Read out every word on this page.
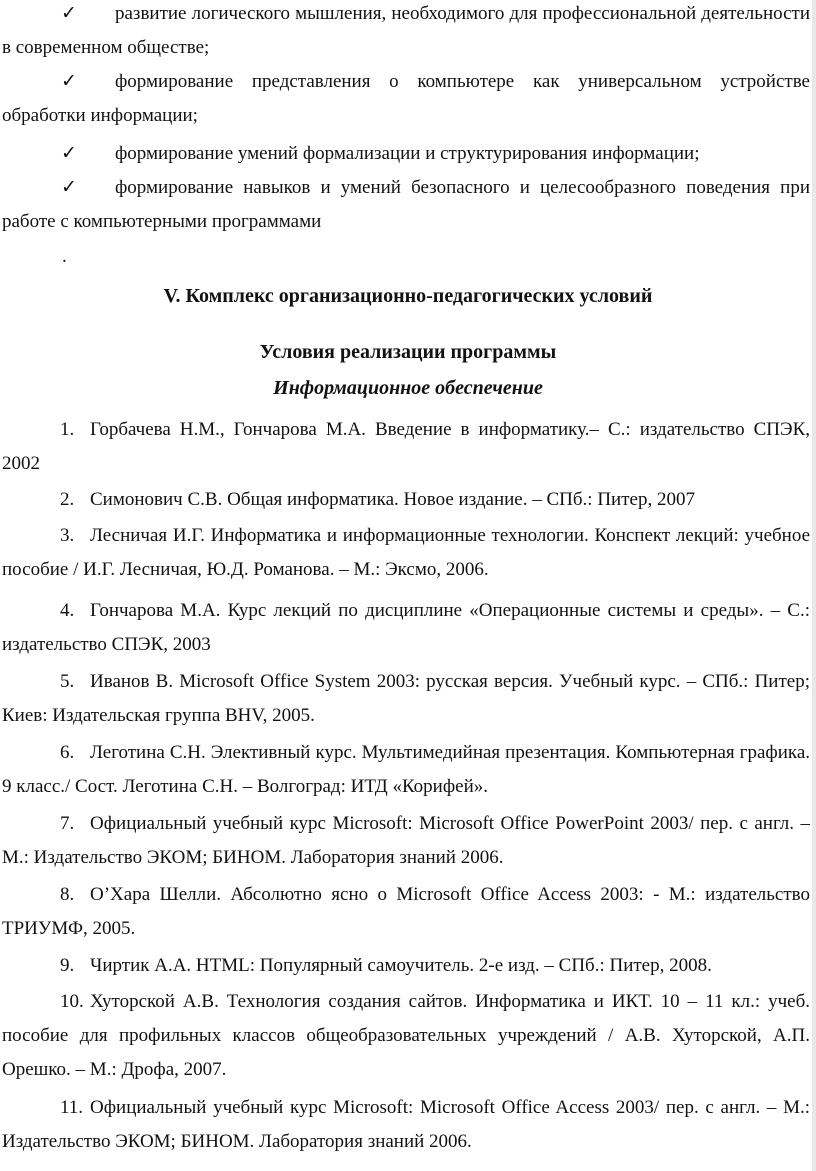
✓ развитие логического мышления, необходимого для профессиональной деятельности в современном обществе;

✓ формирование представления о компьютере как универсальном устройстве обработки информации;

✓ формирование умений формализации и структурирования информации;

✓ формирование навыков и умений безопасного и целесообразного поведения при работе с компьютерными программами

.
V. Комплекс организационно-педагогических условий
Условия реализации программы
Информационное обеспечение

1. Горбачева Н.М., Гончарова М.А. Введение в информатику.– С.: издательство СПЭК, 2002

2. Симонович С.В. Общая информатика. Новое издание. – СПб.: Питер, 2007

3. Лесничая И.Г. Информатика и информационные технологии. Конспект лекций: учебное пособие / И.Г. Лесничая, Ю.Д. Романова. – М.: Эксмо, 2006.

4. Гончарова М.А. Курс лекций по дисциплине «Операционные системы и среды». – С.: издательство СПЭК, 2003

5. Иванов В. Microsoft Office System 2003: русская версия. Учебный курс. – СПб.: Питер; Киев: Издательская группа BHV, 2005.

6. Леготина С.Н. Элективный курс. Мультимедийная презентация. Компьютерная графика. 9 класс./ Сост. Леготина С.Н. – Волгоград: ИТД «Корифей».

7. Официальный учебный курс Microsoft: Microsoft Office PowerPoint 2003/ пер. с англ. – М.: Издательство ЭКОМ; БИНОМ. Лаборатория знаний 2006.

8. О’Хара Шелли. Абсолютно ясно о Microsoft Office Access 2003: - М.: издательство ТРИУМФ, 2005.

9. Чиртик А.А. HTML: Популярный самоучитель. 2-е изд. – СПб.: Питер, 2008.

10. Хуторской А.В. Технология создания сайтов. Информатика и ИКТ. 10 – 11 кл.: учеб. пособие для профильных классов общеобразовательных учреждений / А.В. Хуторской, А.П. Орешко. – М.: Дрофа, 2007.

11. Официальный учебный курс Microsoft: Microsoft Office Access 2003/ пер. с англ. – М.: Издательство ЭКОМ; БИНОМ. Лаборатория знаний 2006.
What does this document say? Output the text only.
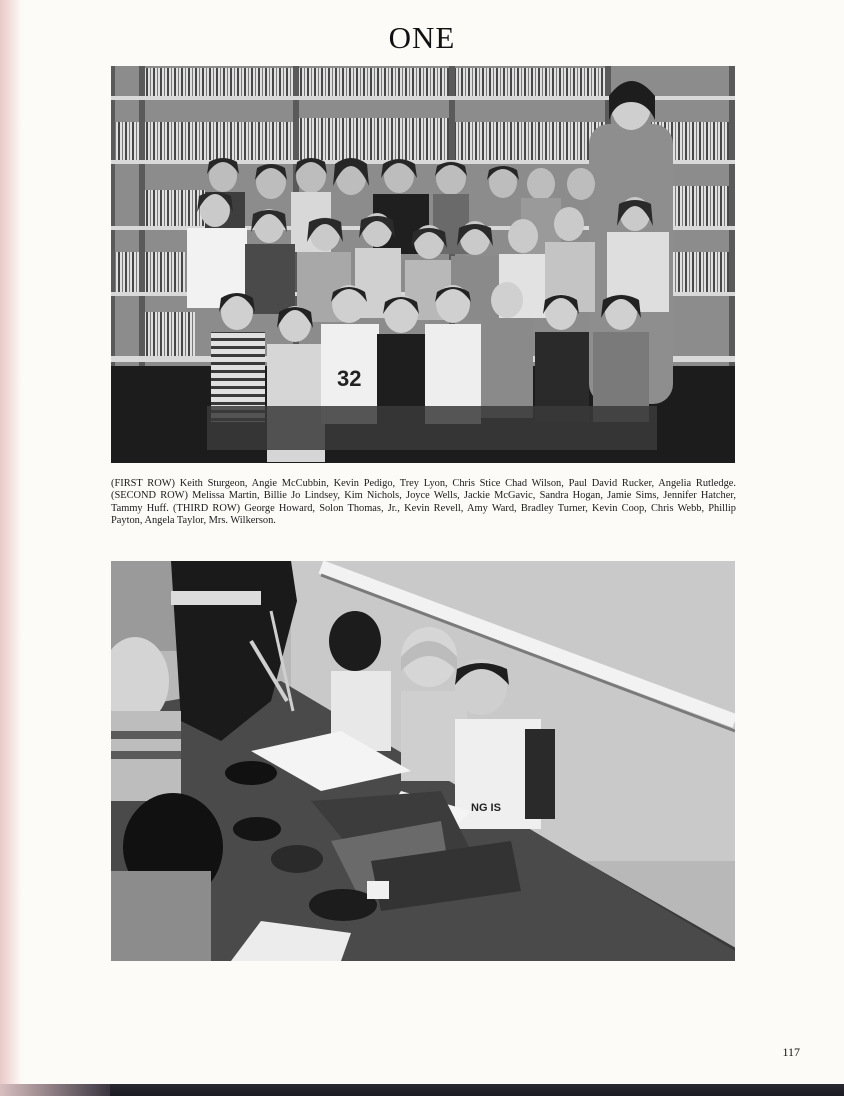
ONE
32
(FIRST ROW) Keith Sturgeon, Angie McCubbin, Kevin Pedigo, Trey Lyon, Chris Stice Chad Wilson, Paul David Rucker, Angelia Rutledge. (SECOND ROW) Melissa Martin, Billie Jo Lindsey, Kim Nichols, Joyce Wells, Jackie McGavic, Sandra Hogan, Jamie Sims, Jennifer Hatcher, Tammy Huff. (THIRD ROW) George Howard, Solon Thomas, Jr., Kevin Revell, Amy Ward, Bradley Turner, Kevin Coop, Chris Webb, Phillip Payton, Angela Taylor, Mrs. Wilkerson.
NG IS
117
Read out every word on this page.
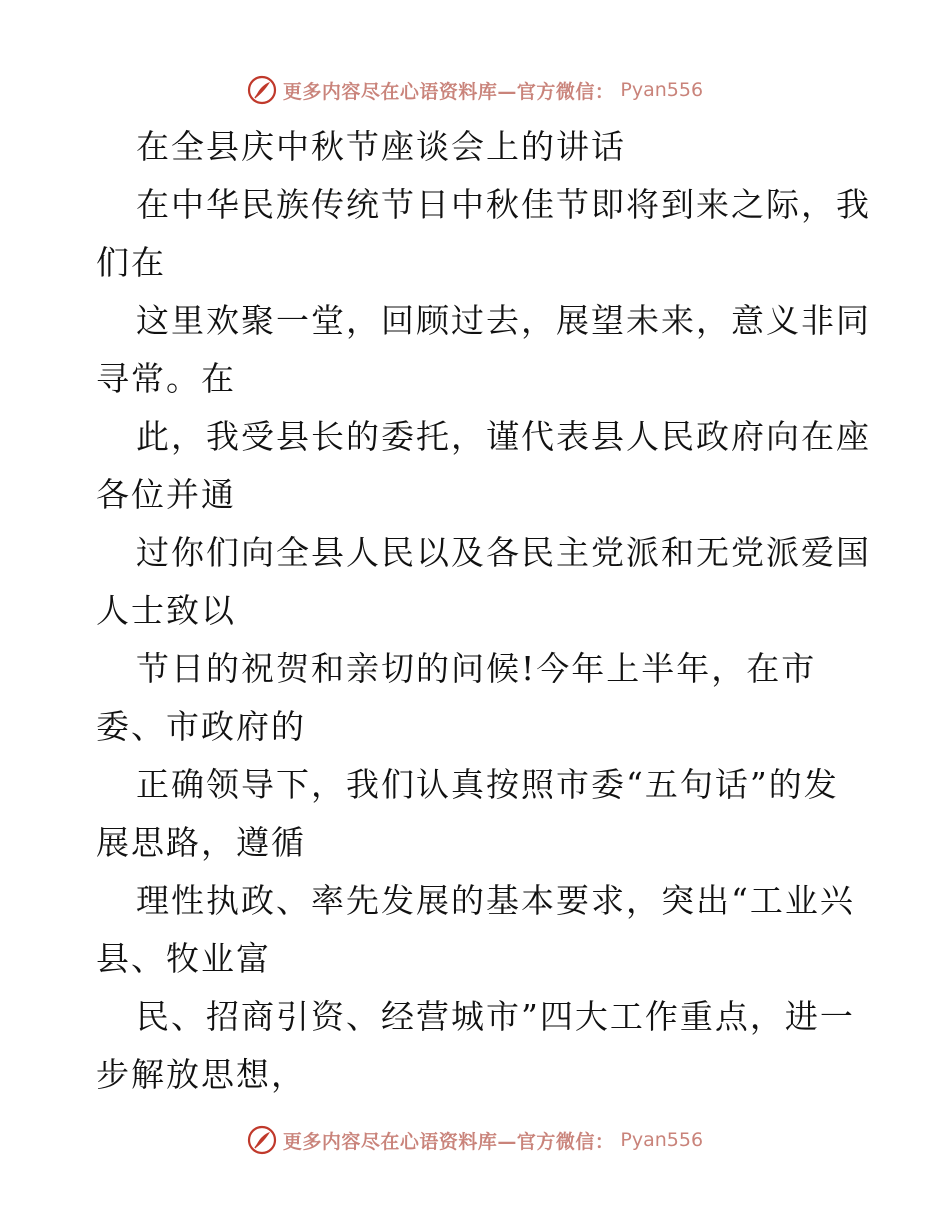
更多内容尽在心语资料库—官方微信： Pyan556
在全县庆中秋节座谈会上的讲话
在中华民族传统节日中秋佳节即将到来之际，我
们在
这里欢聚一堂，回顾过去，展望未来，意义非同
寻常。在
此，我受县长的委托，谨代表县人民政府向在座
各位并通
过你们向全县人民以及各民主党派和无党派爱国
人士致以
节日的祝贺和亲切的问候!今年上半年，在市
委、市政府的
正确领导下，我们认真按照市委“五句话”的发
展思路，遵循
理性执政、率先发展的基本要求，突出“工业兴
县、牧业富
民、招商引资、经营城市”四大工作重点，进一
步解放思想，
更多内容尽在心语资料库—官方微信： Pyan556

→ **What is being asked**
Transcribe the material exactly, keeping every word and none of the pictures.

→ **Answer to this task**
Read out every word on this page.
✓ развитие логического мышления, необходимого для профессиональной деятельности в современном обществе;

✓ формирование представления о компьютере как универсальном устройстве обработки информации;

✓ формирование умений формализации и структурирования информации;

✓ формирование навыков и умений безопасного и целесообразного поведения при работе с компьютерными программами

.
V. Комплекс организационно-педагогических условий
Условия реализации программы
Информационное обеспечение

1. Горбачева Н.М., Гончарова М.А. Введение в информатику.– С.: издательство СПЭК, 2002

2. Симонович С.В. Общая информатика. Новое издание. – СПб.: Питер, 2007

3. Лесничая И.Г. Информатика и информационные технологии. Конспект лекций: учебное пособие / И.Г. Лесничая, Ю.Д. Романова. – М.: Эксмо, 2006.

4. Гончарова М.А. Курс лекций по дисциплине «Операционные системы и среды». – С.: издательство СПЭК, 2003

5. Иванов В. Microsoft Office System 2003: русская версия. Учебный курс. – СПб.: Питер; Киев: Издательская группа BHV, 2005.

6. Леготина С.Н. Элективный курс. Мультимедийная презентация. Компьютерная графика. 9 класс./ Сост. Леготина С.Н. – Волгоград: ИТД «Корифей».

7. Официальный учебный курс Microsoft: Microsoft Office PowerPoint 2003/ пер. с англ. – М.: Издательство ЭКОМ; БИНОМ. Лаборатория знаний 2006.

8. О’Хара Шелли. Абсолютно ясно о Microsoft Office Access 2003: - М.: издательство ТРИУМФ, 2005.

9. Чиртик А.А. HTML: Популярный самоучитель. 2-е изд. – СПб.: Питер, 2008.

10. Хуторской А.В. Технология создания сайтов. Информатика и ИКТ. 10 – 11 кл.: учеб. пособие для профильных классов общеобразовательных учреждений / А.В. Хуторской, А.П. Орешко. – М.: Дрофа, 2007.

11. Официальный учебный курс Microsoft: Microsoft Office Access 2003/ пер. с англ. – М.: Издательство ЭКОМ; БИНОМ. Лаборатория знаний 2006.
What does this document say? Output the text only.
ONE
32
(FIRST ROW) Keith Sturgeon, Angie McCubbin, Kevin Pedigo, Trey Lyon, Chris Stice Chad Wilson, Paul David Rucker, Angelia Rutledge. (SECOND ROW) Melissa Martin, Billie Jo Lindsey, Kim Nichols, Joyce Wells, Jackie McGavic, Sandra Hogan, Jamie Sims, Jennifer Hatcher, Tammy Huff. (THIRD ROW) George Howard, Solon Thomas, Jr., Kevin Revell, Amy Ward, Bradley Turner, Kevin Coop, Chris Webb, Phillip Payton, Angela Taylor, Mrs. Wilkerson.
NG IS
117
Read out every word on this page.
更多内容尽在心语资料库—官方微信： Pyan556
在全县庆中秋节座谈会上的讲话
在中华民族传统节日中秋佳节即将到来之际，我
们在
这里欢聚一堂，回顾过去，展望未来，意义非同
寻常。在
此，我受县长的委托，谨代表县人民政府向在座
各位并通
过你们向全县人民以及各民主党派和无党派爱国
人士致以
节日的祝贺和亲切的问候!今年上半年，在市
委、市政府的
正确领导下，我们认真按照市委“五句话”的发
展思路，遵循
理性执政、率先发展的基本要求，突出“工业兴
县、牧业富
民、招商引资、经营城市”四大工作重点，进一
步解放思想，
更多内容尽在心语资料库—官方微信： Pyan556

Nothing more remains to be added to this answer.